* START RECORD EXTRACTS *
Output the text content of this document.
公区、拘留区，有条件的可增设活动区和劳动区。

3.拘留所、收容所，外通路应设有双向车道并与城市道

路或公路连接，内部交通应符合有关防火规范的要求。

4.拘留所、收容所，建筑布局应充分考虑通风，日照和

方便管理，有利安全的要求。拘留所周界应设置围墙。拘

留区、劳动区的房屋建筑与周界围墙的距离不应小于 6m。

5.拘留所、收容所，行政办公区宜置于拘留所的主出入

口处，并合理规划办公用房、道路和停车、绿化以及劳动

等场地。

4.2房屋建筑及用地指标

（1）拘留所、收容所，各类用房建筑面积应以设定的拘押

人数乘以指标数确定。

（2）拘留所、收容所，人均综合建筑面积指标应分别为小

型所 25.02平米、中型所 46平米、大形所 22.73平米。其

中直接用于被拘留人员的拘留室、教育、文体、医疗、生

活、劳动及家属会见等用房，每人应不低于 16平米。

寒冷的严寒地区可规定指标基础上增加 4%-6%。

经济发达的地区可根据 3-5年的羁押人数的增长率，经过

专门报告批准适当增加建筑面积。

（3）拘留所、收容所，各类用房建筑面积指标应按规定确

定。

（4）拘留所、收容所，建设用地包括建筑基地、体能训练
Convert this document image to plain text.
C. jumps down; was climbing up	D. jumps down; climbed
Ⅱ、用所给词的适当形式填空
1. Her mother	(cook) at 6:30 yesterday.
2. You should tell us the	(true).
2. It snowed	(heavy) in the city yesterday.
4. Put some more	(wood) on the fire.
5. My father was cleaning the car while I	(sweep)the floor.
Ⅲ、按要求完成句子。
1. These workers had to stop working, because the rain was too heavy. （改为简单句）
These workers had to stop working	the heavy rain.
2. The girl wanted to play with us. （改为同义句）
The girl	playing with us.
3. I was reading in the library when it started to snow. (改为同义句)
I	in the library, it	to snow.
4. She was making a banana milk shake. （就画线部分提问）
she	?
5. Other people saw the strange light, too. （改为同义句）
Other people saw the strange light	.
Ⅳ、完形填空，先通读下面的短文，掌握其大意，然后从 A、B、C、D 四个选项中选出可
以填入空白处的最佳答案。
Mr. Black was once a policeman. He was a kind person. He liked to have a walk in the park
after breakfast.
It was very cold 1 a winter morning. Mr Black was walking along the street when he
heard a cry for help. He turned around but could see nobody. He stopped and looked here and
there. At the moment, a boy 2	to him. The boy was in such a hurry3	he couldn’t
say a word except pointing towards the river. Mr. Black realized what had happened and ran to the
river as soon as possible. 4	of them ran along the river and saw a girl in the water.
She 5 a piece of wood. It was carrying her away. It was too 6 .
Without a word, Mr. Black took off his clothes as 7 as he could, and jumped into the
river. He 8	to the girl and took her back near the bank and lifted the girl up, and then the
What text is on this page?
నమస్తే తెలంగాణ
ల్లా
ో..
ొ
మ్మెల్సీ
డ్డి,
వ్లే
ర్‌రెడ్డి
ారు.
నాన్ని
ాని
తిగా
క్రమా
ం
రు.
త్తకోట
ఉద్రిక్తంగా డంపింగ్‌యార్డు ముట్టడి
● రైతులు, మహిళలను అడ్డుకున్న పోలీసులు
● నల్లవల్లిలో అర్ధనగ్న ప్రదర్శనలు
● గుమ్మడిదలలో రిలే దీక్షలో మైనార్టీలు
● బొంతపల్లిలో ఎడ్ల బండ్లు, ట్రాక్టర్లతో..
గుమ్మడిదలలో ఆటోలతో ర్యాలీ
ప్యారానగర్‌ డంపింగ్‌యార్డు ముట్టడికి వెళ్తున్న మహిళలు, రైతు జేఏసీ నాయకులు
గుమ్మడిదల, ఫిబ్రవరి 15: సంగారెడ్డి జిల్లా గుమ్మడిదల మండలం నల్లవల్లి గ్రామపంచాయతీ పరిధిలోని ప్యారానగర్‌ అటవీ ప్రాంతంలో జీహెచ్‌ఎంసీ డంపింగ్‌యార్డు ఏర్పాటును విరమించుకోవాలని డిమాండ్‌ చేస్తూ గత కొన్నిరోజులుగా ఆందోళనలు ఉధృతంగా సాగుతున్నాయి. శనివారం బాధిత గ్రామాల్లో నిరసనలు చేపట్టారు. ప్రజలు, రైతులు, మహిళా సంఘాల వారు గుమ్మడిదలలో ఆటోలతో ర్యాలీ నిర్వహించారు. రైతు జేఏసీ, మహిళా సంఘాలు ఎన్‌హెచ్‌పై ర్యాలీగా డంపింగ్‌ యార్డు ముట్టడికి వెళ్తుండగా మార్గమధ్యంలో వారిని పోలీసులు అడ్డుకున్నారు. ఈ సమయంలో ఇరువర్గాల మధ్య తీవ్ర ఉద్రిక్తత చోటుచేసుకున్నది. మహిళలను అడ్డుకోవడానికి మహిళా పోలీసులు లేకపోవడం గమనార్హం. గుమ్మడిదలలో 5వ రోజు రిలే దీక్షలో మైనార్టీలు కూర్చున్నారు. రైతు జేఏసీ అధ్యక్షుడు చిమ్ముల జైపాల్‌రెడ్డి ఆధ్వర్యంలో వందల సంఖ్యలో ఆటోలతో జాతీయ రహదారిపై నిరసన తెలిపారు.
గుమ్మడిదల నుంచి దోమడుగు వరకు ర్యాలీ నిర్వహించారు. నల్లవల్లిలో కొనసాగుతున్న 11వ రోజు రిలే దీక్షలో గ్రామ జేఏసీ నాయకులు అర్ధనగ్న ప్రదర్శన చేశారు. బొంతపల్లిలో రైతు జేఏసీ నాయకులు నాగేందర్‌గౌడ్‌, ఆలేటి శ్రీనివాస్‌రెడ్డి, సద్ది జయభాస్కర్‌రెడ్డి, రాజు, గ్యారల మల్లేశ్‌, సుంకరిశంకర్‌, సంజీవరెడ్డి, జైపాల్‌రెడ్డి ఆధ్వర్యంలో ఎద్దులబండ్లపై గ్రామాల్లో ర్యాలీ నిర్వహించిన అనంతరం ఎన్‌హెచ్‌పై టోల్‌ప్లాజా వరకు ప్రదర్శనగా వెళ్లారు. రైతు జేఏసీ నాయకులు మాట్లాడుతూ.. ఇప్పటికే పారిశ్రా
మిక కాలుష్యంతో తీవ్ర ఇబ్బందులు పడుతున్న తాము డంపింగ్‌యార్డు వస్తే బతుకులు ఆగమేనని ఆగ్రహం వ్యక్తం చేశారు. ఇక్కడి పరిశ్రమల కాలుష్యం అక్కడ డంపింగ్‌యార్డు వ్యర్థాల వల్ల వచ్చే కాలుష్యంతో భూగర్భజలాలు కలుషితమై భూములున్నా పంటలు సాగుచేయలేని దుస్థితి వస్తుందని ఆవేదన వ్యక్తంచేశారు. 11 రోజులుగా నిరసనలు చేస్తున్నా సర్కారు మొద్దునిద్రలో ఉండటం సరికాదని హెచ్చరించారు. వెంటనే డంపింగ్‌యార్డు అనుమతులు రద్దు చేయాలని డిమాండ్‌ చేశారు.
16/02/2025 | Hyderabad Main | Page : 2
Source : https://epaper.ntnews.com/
* END RECORD EXTRACTS *
_WRITTEN TASK:_ Repeat all of the entries exactly.

_EXERCISE SOLUTION:_
Output the text content of this document.
公区、拘留区，有条件的可增设活动区和劳动区。

3.拘留所、收容所，外通路应设有双向车道并与城市道

路或公路连接，内部交通应符合有关防火规范的要求。

4.拘留所、收容所，建筑布局应充分考虑通风，日照和

方便管理，有利安全的要求。拘留所周界应设置围墙。拘

留区、劳动区的房屋建筑与周界围墙的距离不应小于 6m。

5.拘留所、收容所，行政办公区宜置于拘留所的主出入

口处，并合理规划办公用房、道路和停车、绿化以及劳动

等场地。

4.2房屋建筑及用地指标

（1）拘留所、收容所，各类用房建筑面积应以设定的拘押

人数乘以指标数确定。

（2）拘留所、收容所，人均综合建筑面积指标应分别为小

型所 25.02平米、中型所 46平米、大形所 22.73平米。其

中直接用于被拘留人员的拘留室、教育、文体、医疗、生

活、劳动及家属会见等用房，每人应不低于 16平米。

寒冷的严寒地区可规定指标基础上增加 4%-6%。

经济发达的地区可根据 3-5年的羁押人数的增长率，经过

专门报告批准适当增加建筑面积。

（3）拘留所、收容所，各类用房建筑面积指标应按规定确

定。

（4）拘留所、收容所，建设用地包括建筑基地、体能训练
Convert this document image to plain text.
C. jumps down; was climbing up	D. jumps down; climbed
Ⅱ、用所给词的适当形式填空
1. Her mother	(cook) at 6:30 yesterday.
2. You should tell us the	(true).
2. It snowed	(heavy) in the city yesterday.
4. Put some more	(wood) on the fire.
5. My father was cleaning the car while I	(sweep)the floor.
Ⅲ、按要求完成句子。
1. These workers had to stop working, because the rain was too heavy. （改为简单句）
These workers had to stop working	the heavy rain.
2. The girl wanted to play with us. （改为同义句）
The girl	playing with us.
3. I was reading in the library when it started to snow. (改为同义句)
I	in the library, it	to snow.
4. She was making a banana milk shake. （就画线部分提问）
she	?
5. Other people saw the strange light, too. （改为同义句）
Other people saw the strange light	.
Ⅳ、完形填空，先通读下面的短文，掌握其大意，然后从 A、B、C、D 四个选项中选出可
以填入空白处的最佳答案。
Mr. Black was once a policeman. He was a kind person. He liked to have a walk in the park
after breakfast.
It was very cold 1 a winter morning. Mr Black was walking along the street when he
heard a cry for help. He turned around but could see nobody. He stopped and looked here and
there. At the moment, a boy 2	to him. The boy was in such a hurry3	he couldn’t
say a word except pointing towards the river. Mr. Black realized what had happened and ran to the
river as soon as possible. 4	of them ran along the river and saw a girl in the water.
She 5 a piece of wood. It was carrying her away. It was too 6 .
Without a word, Mr. Black took off his clothes as 7 as he could, and jumped into the
river. He 8	to the girl and took her back near the bank and lifted the girl up, and then the
What text is on this page?
నమస్తే తెలంగాణ
ల్లా
ో..
ొ
మ్మెల్సీ
డ్డి,
వ్లే
ర్‌రెడ్డి
ారు.
నాన్ని
ాని
తిగా
క్రమా
ం
రు.
త్తకోట
ఉద్రిక్తంగా డంపింగ్‌యార్డు ముట్టడి
● రైతులు, మహిళలను అడ్డుకున్న పోలీసులు
● నల్లవల్లిలో అర్ధనగ్న ప్రదర్శనలు
● గుమ్మడిదలలో రిలే దీక్షలో మైనార్టీలు
● బొంతపల్లిలో ఎడ్ల బండ్లు, ట్రాక్టర్లతో..
గుమ్మడిదలలో ఆటోలతో ర్యాలీ
ప్యారానగర్‌ డంపింగ్‌యార్డు ముట్టడికి వెళ్తున్న మహిళలు, రైతు జేఏసీ నాయకులు
గుమ్మడిదల, ఫిబ్రవరి 15: సంగారెడ్డి జిల్లా గుమ్మడిదల మండలం నల్లవల్లి గ్రామపంచాయతీ పరిధిలోని ప్యారానగర్‌ అటవీ ప్రాంతంలో జీహెచ్‌ఎంసీ డంపింగ్‌యార్డు ఏర్పాటును విరమించుకోవాలని డిమాండ్‌ చేస్తూ గత కొన్నిరోజులుగా ఆందోళనలు ఉధృతంగా సాగుతున్నాయి. శనివారం బాధిత గ్రామాల్లో నిరసనలు చేపట్టారు. ప్రజలు, రైతులు, మహిళా సంఘాల వారు గుమ్మడిదలలో ఆటోలతో ర్యాలీ నిర్వహించారు. రైతు జేఏసీ, మహిళా సంఘాలు ఎన్‌హెచ్‌పై ర్యాలీగా డంపింగ్‌ యార్డు ముట్టడికి వెళ్తుండగా మార్గమధ్యంలో వారిని పోలీసులు అడ్డుకున్నారు. ఈ సమయంలో ఇరువర్గాల మధ్య తీవ్ర ఉద్రిక్తత చోటుచేసుకున్నది. మహిళలను అడ్డుకోవడానికి మహిళా పోలీసులు లేకపోవడం గమనార్హం. గుమ్మడిదలలో 5వ రోజు రిలే దీక్షలో మైనార్టీలు కూర్చున్నారు. రైతు జేఏసీ అధ్యక్షుడు చిమ్ముల జైపాల్‌రెడ్డి ఆధ్వర్యంలో వందల సంఖ్యలో ఆటోలతో జాతీయ రహదారిపై నిరసన తెలిపారు.
గుమ్మడిదల నుంచి దోమడుగు వరకు ర్యాలీ నిర్వహించారు. నల్లవల్లిలో కొనసాగుతున్న 11వ రోజు రిలే దీక్షలో గ్రామ జేఏసీ నాయకులు అర్ధనగ్న ప్రదర్శన చేశారు. బొంతపల్లిలో రైతు జేఏసీ నాయకులు నాగేందర్‌గౌడ్‌, ఆలేటి శ్రీనివాస్‌రెడ్డి, సద్ది జయభాస్కర్‌రెడ్డి, రాజు, గ్యారల మల్లేశ్‌, సుంకరిశంకర్‌, సంజీవరెడ్డి, జైపాల్‌రెడ్డి ఆధ్వర్యంలో ఎద్దులబండ్లపై గ్రామాల్లో ర్యాలీ నిర్వహించిన అనంతరం ఎన్‌హెచ్‌పై టోల్‌ప్లాజా వరకు ప్రదర్శనగా వెళ్లారు. రైతు జేఏసీ నాయకులు మాట్లాడుతూ.. ఇప్పటికే పారిశ్రా
మిక కాలుష్యంతో తీవ్ర ఇబ్బందులు పడుతున్న తాము డంపింగ్‌యార్డు వస్తే బతుకులు ఆగమేనని ఆగ్రహం వ్యక్తం చేశారు. ఇక్కడి పరిశ్రమల కాలుష్యం అక్కడ డంపింగ్‌యార్డు వ్యర్థాల వల్ల వచ్చే కాలుష్యంతో భూగర్భజలాలు కలుషితమై భూములున్నా పంటలు సాగుచేయలేని దుస్థితి వస్తుందని ఆవేదన వ్యక్తంచేశారు. 11 రోజులుగా నిరసనలు చేస్తున్నా సర్కారు మొద్దునిద్రలో ఉండటం సరికాదని హెచ్చరించారు. వెంటనే డంపింగ్‌యార్డు అనుమతులు రద్దు చేయాలని డిమాండ్‌ చేశారు.
16/02/2025 | Hyderabad Main | Page : 2
Source : https://epaper.ntnews.com/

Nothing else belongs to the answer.